**Directions for this task**: Write out the material again word for word, dropping any images it holds.

● ● ●

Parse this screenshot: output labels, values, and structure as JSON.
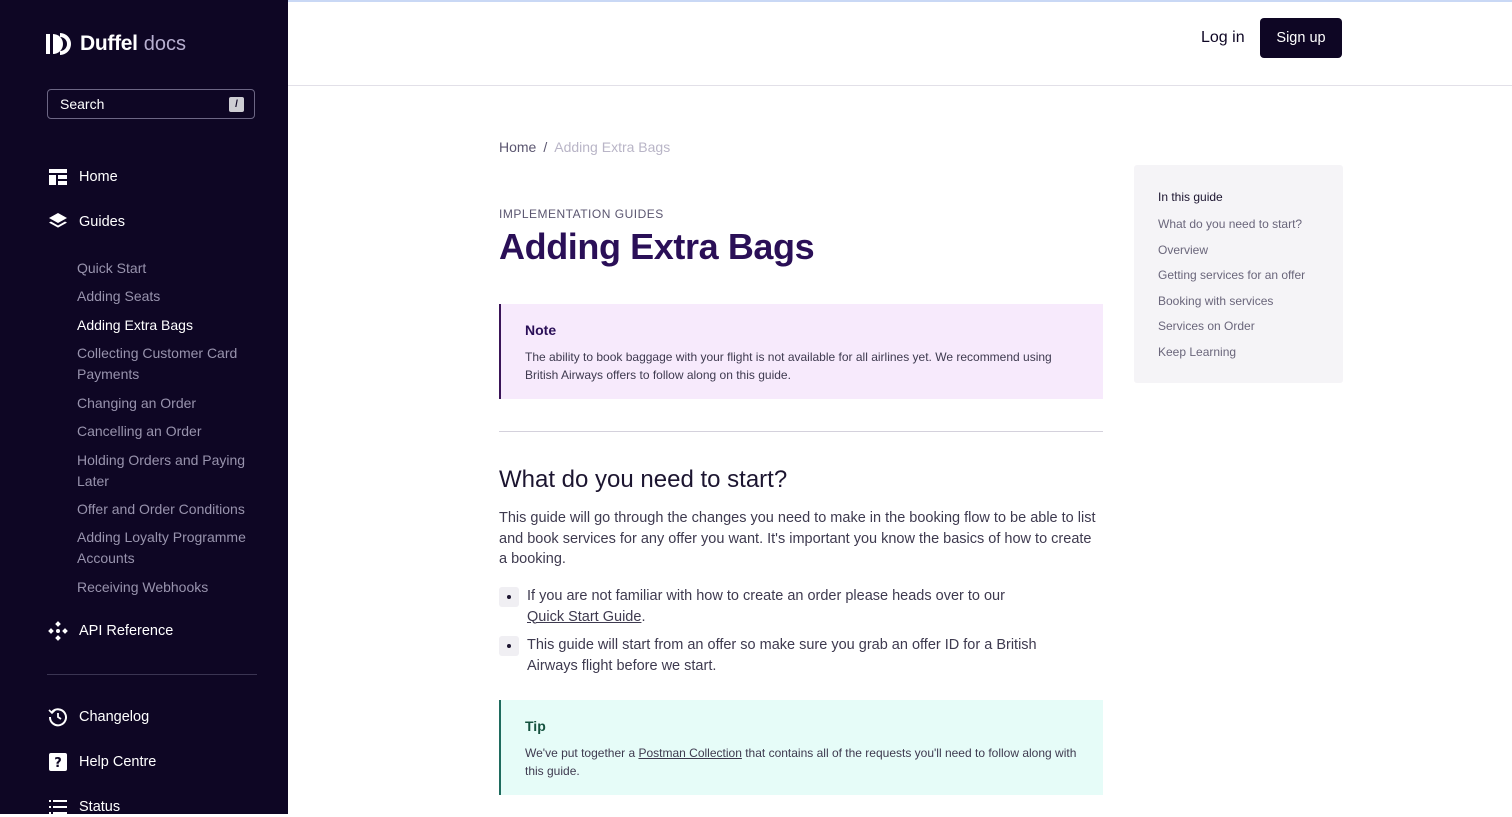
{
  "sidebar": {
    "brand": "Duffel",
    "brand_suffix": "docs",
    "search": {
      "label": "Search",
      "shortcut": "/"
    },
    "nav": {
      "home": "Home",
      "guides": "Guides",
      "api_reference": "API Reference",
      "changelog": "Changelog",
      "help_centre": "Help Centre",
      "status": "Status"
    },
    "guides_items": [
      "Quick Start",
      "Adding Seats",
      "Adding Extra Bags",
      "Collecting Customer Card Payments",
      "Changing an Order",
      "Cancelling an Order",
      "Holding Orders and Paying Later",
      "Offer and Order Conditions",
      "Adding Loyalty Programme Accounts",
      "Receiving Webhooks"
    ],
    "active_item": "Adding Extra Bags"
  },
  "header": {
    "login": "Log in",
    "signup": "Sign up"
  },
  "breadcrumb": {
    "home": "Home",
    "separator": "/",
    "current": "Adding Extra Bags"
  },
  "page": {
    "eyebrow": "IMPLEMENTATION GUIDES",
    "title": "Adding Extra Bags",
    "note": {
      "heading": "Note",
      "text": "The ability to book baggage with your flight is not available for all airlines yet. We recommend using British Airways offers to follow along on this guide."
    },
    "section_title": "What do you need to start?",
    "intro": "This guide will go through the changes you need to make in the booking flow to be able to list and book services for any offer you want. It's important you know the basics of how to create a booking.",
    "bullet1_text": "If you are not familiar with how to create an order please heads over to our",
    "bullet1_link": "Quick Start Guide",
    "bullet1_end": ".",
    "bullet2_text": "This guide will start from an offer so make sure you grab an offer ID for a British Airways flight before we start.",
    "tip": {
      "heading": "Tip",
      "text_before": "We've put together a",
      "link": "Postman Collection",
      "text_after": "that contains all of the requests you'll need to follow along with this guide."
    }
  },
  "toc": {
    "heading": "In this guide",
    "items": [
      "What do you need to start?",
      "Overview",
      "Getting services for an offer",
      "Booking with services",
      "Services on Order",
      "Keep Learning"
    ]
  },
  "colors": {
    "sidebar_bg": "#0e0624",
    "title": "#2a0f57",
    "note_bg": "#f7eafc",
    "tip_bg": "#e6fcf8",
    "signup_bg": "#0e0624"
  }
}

● ● ●

**Task output**:
Parse this screenshot: output labels, values, and structure as JSON.
{
  "sidebar": {
    "brand": "Duffel",
    "brand_suffix": "docs",
    "search": {
      "label": "Search",
      "shortcut": "/"
    },
    "nav": {
      "home": "Home",
      "guides": "Guides",
      "api_reference": "API Reference",
      "changelog": "Changelog",
      "help_centre": "Help Centre",
      "status": "Status"
    },
    "guides_items": [
      "Quick Start",
      "Adding Seats",
      "Adding Extra Bags",
      "Collecting Customer Card Payments",
      "Changing an Order",
      "Cancelling an Order",
      "Holding Orders and Paying Later",
      "Offer and Order Conditions",
      "Adding Loyalty Programme Accounts",
      "Receiving Webhooks"
    ],
    "active_item": "Adding Extra Bags"
  },
  "header": {
    "login": "Log in",
    "signup": "Sign up"
  },
  "breadcrumb": {
    "home": "Home",
    "separator": "/",
    "current": "Adding Extra Bags"
  },
  "page": {
    "eyebrow": "IMPLEMENTATION GUIDES",
    "title": "Adding Extra Bags",
    "note": {
      "heading": "Note",
      "text": "The ability to book baggage with your flight is not available for all airlines yet. We recommend using British Airways offers to follow along on this guide."
    },
    "section_title": "What do you need to start?",
    "intro": "This guide will go through the changes you need to make in the booking flow to be able to list and book services for any offer you want. It's important you know the basics of how to create a booking.",
    "bullet1_text": "If you are not familiar with how to create an order please heads over to our",
    "bullet1_link": "Quick Start Guide",
    "bullet1_end": ".",
    "bullet2_text": "This guide will start from an offer so make sure you grab an offer ID for a British Airways flight before we start.",
    "tip": {
      "heading": "Tip",
      "text_before": "We've put together a",
      "link": "Postman Collection",
      "text_after": "that contains all of the requests you'll need to follow along with this guide."
    }
  },
  "toc": {
    "heading": "In this guide",
    "items": [
      "What do you need to start?",
      "Overview",
      "Getting services for an offer",
      "Booking with services",
      "Services on Order",
      "Keep Learning"
    ]
  },
  "colors": {
    "sidebar_bg": "#0e0624",
    "title": "#2a0f57",
    "note_bg": "#f7eafc",
    "tip_bg": "#e6fcf8",
    "signup_bg": "#0e0624"
  }
}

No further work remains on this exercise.